■ GOAL
Make an exact copy of the entries below with the pictures removed.

== DATA PROVIDED

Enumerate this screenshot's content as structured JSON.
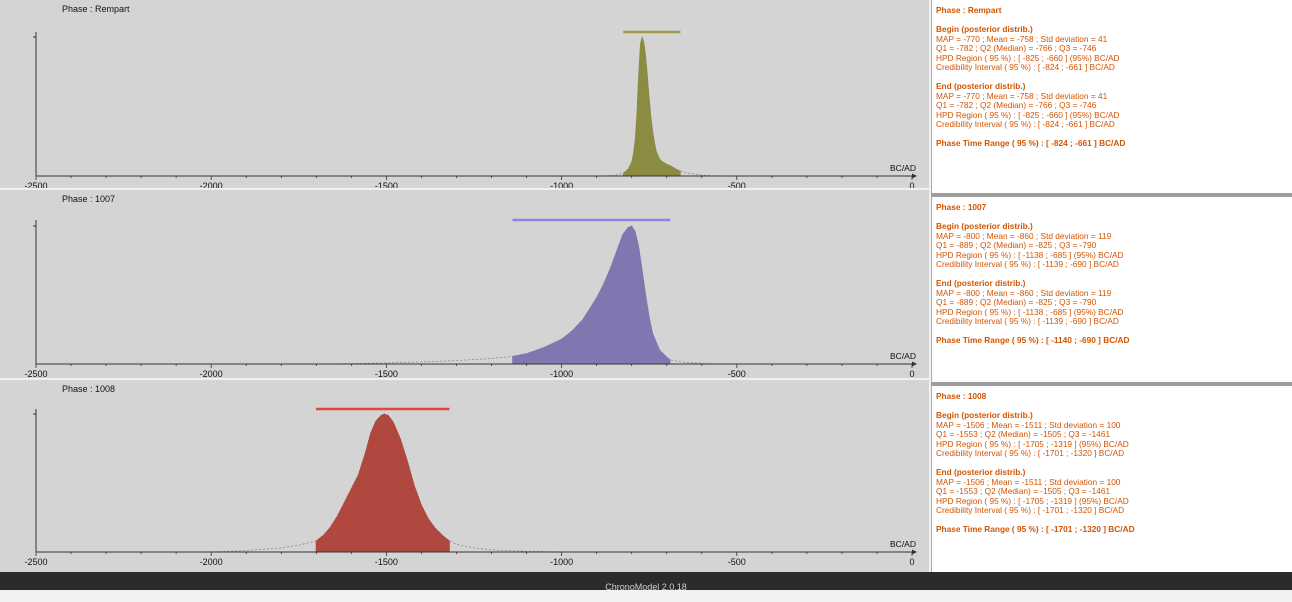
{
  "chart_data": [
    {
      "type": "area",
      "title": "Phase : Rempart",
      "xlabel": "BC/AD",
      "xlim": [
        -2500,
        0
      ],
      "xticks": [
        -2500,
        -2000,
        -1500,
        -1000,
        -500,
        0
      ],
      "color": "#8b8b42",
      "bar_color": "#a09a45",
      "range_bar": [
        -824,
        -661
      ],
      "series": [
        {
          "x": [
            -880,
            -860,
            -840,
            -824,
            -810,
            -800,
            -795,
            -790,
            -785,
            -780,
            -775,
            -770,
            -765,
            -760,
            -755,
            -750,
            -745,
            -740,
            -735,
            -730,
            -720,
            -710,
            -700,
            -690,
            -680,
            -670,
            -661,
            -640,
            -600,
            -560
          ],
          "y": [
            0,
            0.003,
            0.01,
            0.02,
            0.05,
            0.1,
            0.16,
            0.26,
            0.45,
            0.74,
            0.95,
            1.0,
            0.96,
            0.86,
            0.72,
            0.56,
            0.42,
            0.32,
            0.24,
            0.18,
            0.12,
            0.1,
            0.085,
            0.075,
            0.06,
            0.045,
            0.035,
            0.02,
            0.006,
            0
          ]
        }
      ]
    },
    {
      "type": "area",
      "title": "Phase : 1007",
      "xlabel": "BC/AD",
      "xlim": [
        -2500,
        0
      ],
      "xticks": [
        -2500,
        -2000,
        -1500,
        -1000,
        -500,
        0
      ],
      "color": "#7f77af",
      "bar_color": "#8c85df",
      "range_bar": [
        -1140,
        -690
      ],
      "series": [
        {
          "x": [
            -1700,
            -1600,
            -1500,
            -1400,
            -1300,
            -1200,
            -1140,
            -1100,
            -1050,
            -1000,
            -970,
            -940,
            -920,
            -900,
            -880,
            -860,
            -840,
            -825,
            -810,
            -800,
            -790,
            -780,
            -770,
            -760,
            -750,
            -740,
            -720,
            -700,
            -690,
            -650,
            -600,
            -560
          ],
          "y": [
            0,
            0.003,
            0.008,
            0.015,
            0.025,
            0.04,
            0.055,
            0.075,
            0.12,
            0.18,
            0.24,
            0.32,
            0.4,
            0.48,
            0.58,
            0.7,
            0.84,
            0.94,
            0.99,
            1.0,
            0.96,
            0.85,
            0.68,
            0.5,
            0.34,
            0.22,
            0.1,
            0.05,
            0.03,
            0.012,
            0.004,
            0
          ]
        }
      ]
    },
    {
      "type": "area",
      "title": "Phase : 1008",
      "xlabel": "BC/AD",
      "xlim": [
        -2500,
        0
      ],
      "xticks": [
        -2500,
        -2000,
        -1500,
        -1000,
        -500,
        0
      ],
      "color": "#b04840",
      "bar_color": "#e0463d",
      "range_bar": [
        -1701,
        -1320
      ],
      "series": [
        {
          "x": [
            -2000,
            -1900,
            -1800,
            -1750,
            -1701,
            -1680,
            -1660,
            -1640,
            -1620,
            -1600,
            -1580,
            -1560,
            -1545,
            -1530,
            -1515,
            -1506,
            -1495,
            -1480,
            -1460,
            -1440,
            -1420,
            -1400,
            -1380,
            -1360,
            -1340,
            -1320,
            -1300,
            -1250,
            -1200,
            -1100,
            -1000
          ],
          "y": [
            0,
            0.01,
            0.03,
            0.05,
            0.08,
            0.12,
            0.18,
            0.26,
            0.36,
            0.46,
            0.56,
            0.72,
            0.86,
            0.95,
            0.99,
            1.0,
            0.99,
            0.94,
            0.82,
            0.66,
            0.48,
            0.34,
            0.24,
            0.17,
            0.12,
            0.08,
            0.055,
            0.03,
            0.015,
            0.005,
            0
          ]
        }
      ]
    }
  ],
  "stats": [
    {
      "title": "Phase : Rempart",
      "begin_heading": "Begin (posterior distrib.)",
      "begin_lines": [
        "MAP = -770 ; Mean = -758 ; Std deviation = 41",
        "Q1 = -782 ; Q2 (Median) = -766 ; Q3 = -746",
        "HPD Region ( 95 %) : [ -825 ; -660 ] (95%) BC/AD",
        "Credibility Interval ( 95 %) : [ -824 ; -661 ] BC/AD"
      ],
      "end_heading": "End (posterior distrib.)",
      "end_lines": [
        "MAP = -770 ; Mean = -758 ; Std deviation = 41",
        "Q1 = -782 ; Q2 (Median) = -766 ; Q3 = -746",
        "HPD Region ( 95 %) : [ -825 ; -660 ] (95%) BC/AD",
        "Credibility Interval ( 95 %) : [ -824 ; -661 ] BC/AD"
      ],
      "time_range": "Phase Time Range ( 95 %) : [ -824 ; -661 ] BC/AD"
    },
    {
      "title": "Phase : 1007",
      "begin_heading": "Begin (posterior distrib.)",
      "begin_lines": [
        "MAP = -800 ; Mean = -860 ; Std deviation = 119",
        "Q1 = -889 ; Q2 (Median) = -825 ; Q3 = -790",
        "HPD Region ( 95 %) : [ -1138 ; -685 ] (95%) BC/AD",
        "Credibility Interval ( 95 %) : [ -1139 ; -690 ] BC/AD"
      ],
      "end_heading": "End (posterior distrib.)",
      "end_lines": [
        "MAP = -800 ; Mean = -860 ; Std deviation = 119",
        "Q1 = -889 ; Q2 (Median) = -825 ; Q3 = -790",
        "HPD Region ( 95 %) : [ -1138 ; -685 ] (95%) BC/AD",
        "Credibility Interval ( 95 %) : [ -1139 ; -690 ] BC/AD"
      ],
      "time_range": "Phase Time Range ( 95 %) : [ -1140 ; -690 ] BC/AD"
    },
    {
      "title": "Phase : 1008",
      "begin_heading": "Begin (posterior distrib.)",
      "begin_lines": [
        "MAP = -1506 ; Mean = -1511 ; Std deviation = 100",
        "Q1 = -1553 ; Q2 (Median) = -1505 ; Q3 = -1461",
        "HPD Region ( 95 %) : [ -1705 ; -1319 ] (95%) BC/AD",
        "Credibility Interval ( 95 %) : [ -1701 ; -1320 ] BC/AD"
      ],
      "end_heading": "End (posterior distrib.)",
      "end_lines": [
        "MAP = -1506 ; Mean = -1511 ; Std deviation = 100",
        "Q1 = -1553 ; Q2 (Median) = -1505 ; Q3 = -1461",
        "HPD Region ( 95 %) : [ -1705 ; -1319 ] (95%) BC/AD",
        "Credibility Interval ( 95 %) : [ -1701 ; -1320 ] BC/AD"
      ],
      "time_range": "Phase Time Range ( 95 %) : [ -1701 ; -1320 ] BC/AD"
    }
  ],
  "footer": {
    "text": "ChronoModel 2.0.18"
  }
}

====

■ FULL SOLUTION
Enumerate this screenshot's content as structured JSON.
{
  "chart_data": [
    {
      "type": "area",
      "title": "Phase : Rempart",
      "xlabel": "BC/AD",
      "xlim": [
        -2500,
        0
      ],
      "xticks": [
        -2500,
        -2000,
        -1500,
        -1000,
        -500,
        0
      ],
      "color": "#8b8b42",
      "bar_color": "#a09a45",
      "range_bar": [
        -824,
        -661
      ],
      "series": [
        {
          "x": [
            -880,
            -860,
            -840,
            -824,
            -810,
            -800,
            -795,
            -790,
            -785,
            -780,
            -775,
            -770,
            -765,
            -760,
            -755,
            -750,
            -745,
            -740,
            -735,
            -730,
            -720,
            -710,
            -700,
            -690,
            -680,
            -670,
            -661,
            -640,
            -600,
            -560
          ],
          "y": [
            0,
            0.003,
            0.01,
            0.02,
            0.05,
            0.1,
            0.16,
            0.26,
            0.45,
            0.74,
            0.95,
            1.0,
            0.96,
            0.86,
            0.72,
            0.56,
            0.42,
            0.32,
            0.24,
            0.18,
            0.12,
            0.1,
            0.085,
            0.075,
            0.06,
            0.045,
            0.035,
            0.02,
            0.006,
            0
          ]
        }
      ]
    },
    {
      "type": "area",
      "title": "Phase : 1007",
      "xlabel": "BC/AD",
      "xlim": [
        -2500,
        0
      ],
      "xticks": [
        -2500,
        -2000,
        -1500,
        -1000,
        -500,
        0
      ],
      "color": "#7f77af",
      "bar_color": "#8c85df",
      "range_bar": [
        -1140,
        -690
      ],
      "series": [
        {
          "x": [
            -1700,
            -1600,
            -1500,
            -1400,
            -1300,
            -1200,
            -1140,
            -1100,
            -1050,
            -1000,
            -970,
            -940,
            -920,
            -900,
            -880,
            -860,
            -840,
            -825,
            -810,
            -800,
            -790,
            -780,
            -770,
            -760,
            -750,
            -740,
            -720,
            -700,
            -690,
            -650,
            -600,
            -560
          ],
          "y": [
            0,
            0.003,
            0.008,
            0.015,
            0.025,
            0.04,
            0.055,
            0.075,
            0.12,
            0.18,
            0.24,
            0.32,
            0.4,
            0.48,
            0.58,
            0.7,
            0.84,
            0.94,
            0.99,
            1.0,
            0.96,
            0.85,
            0.68,
            0.5,
            0.34,
            0.22,
            0.1,
            0.05,
            0.03,
            0.012,
            0.004,
            0
          ]
        }
      ]
    },
    {
      "type": "area",
      "title": "Phase : 1008",
      "xlabel": "BC/AD",
      "xlim": [
        -2500,
        0
      ],
      "xticks": [
        -2500,
        -2000,
        -1500,
        -1000,
        -500,
        0
      ],
      "color": "#b04840",
      "bar_color": "#e0463d",
      "range_bar": [
        -1701,
        -1320
      ],
      "series": [
        {
          "x": [
            -2000,
            -1900,
            -1800,
            -1750,
            -1701,
            -1680,
            -1660,
            -1640,
            -1620,
            -1600,
            -1580,
            -1560,
            -1545,
            -1530,
            -1515,
            -1506,
            -1495,
            -1480,
            -1460,
            -1440,
            -1420,
            -1400,
            -1380,
            -1360,
            -1340,
            -1320,
            -1300,
            -1250,
            -1200,
            -1100,
            -1000
          ],
          "y": [
            0,
            0.01,
            0.03,
            0.05,
            0.08,
            0.12,
            0.18,
            0.26,
            0.36,
            0.46,
            0.56,
            0.72,
            0.86,
            0.95,
            0.99,
            1.0,
            0.99,
            0.94,
            0.82,
            0.66,
            0.48,
            0.34,
            0.24,
            0.17,
            0.12,
            0.08,
            0.055,
            0.03,
            0.015,
            0.005,
            0
          ]
        }
      ]
    }
  ],
  "stats": [
    {
      "title": "Phase : Rempart",
      "begin_heading": "Begin (posterior distrib.)",
      "begin_lines": [
        "MAP = -770 ; Mean = -758 ; Std deviation = 41",
        "Q1 = -782 ; Q2 (Median) = -766 ; Q3 = -746",
        "HPD Region ( 95 %) : [ -825 ; -660 ] (95%) BC/AD",
        "Credibility Interval ( 95 %) : [ -824 ; -661 ] BC/AD"
      ],
      "end_heading": "End (posterior distrib.)",
      "end_lines": [
        "MAP = -770 ; Mean = -758 ; Std deviation = 41",
        "Q1 = -782 ; Q2 (Median) = -766 ; Q3 = -746",
        "HPD Region ( 95 %) : [ -825 ; -660 ] (95%) BC/AD",
        "Credibility Interval ( 95 %) : [ -824 ; -661 ] BC/AD"
      ],
      "time_range": "Phase Time Range ( 95 %) : [ -824 ; -661 ] BC/AD"
    },
    {
      "title": "Phase : 1007",
      "begin_heading": "Begin (posterior distrib.)",
      "begin_lines": [
        "MAP = -800 ; Mean = -860 ; Std deviation = 119",
        "Q1 = -889 ; Q2 (Median) = -825 ; Q3 = -790",
        "HPD Region ( 95 %) : [ -1138 ; -685 ] (95%) BC/AD",
        "Credibility Interval ( 95 %) : [ -1139 ; -690 ] BC/AD"
      ],
      "end_heading": "End (posterior distrib.)",
      "end_lines": [
        "MAP = -800 ; Mean = -860 ; Std deviation = 119",
        "Q1 = -889 ; Q2 (Median) = -825 ; Q3 = -790",
        "HPD Region ( 95 %) : [ -1138 ; -685 ] (95%) BC/AD",
        "Credibility Interval ( 95 %) : [ -1139 ; -690 ] BC/AD"
      ],
      "time_range": "Phase Time Range ( 95 %) : [ -1140 ; -690 ] BC/AD"
    },
    {
      "title": "Phase : 1008",
      "begin_heading": "Begin (posterior distrib.)",
      "begin_lines": [
        "MAP = -1506 ; Mean = -1511 ; Std deviation = 100",
        "Q1 = -1553 ; Q2 (Median) = -1505 ; Q3 = -1461",
        "HPD Region ( 95 %) : [ -1705 ; -1319 ] (95%) BC/AD",
        "Credibility Interval ( 95 %) : [ -1701 ; -1320 ] BC/AD"
      ],
      "end_heading": "End (posterior distrib.)",
      "end_lines": [
        "MAP = -1506 ; Mean = -1511 ; Std deviation = 100",
        "Q1 = -1553 ; Q2 (Median) = -1505 ; Q3 = -1461",
        "HPD Region ( 95 %) : [ -1705 ; -1319 ] (95%) BC/AD",
        "Credibility Interval ( 95 %) : [ -1701 ; -1320 ] BC/AD"
      ],
      "time_range": "Phase Time Range ( 95 %) : [ -1701 ; -1320 ] BC/AD"
    }
  ],
  "footer": {
    "text": "ChronoModel 2.0.18"
  }
}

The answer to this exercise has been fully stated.